_Set exercise_: Each record below should be repeated precisely as written.

_Input data_:
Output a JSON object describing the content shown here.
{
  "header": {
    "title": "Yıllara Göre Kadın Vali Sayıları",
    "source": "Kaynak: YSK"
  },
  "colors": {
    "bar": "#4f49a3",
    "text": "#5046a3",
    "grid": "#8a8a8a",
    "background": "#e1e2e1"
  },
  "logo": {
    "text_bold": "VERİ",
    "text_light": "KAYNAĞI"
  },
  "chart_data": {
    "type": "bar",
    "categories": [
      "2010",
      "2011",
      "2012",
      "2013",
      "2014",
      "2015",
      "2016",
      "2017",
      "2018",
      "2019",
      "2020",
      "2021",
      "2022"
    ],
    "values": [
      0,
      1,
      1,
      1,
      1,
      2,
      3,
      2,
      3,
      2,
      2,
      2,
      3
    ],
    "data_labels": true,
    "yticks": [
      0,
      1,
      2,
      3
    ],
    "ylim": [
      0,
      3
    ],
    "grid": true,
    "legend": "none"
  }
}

_Final answer_:
Output a JSON object describing the content shown here.
{
  "header": {
    "title": "Yıllara Göre Kadın Vali Sayıları",
    "source": "Kaynak: YSK"
  },
  "colors": {
    "bar": "#4f49a3",
    "text": "#5046a3",
    "grid": "#8a8a8a",
    "background": "#e1e2e1"
  },
  "logo": {
    "text_bold": "VERİ",
    "text_light": "KAYNAĞI"
  },
  "chart_data": {
    "type": "bar",
    "categories": [
      "2010",
      "2011",
      "2012",
      "2013",
      "2014",
      "2015",
      "2016",
      "2017",
      "2018",
      "2019",
      "2020",
      "2021",
      "2022"
    ],
    "values": [
      0,
      1,
      1,
      1,
      1,
      2,
      3,
      2,
      3,
      2,
      2,
      2,
      3
    ],
    "data_labels": true,
    "yticks": [
      0,
      1,
      2,
      3
    ],
    "ylim": [
      0,
      3
    ],
    "grid": true,
    "legend": "none"
  }
}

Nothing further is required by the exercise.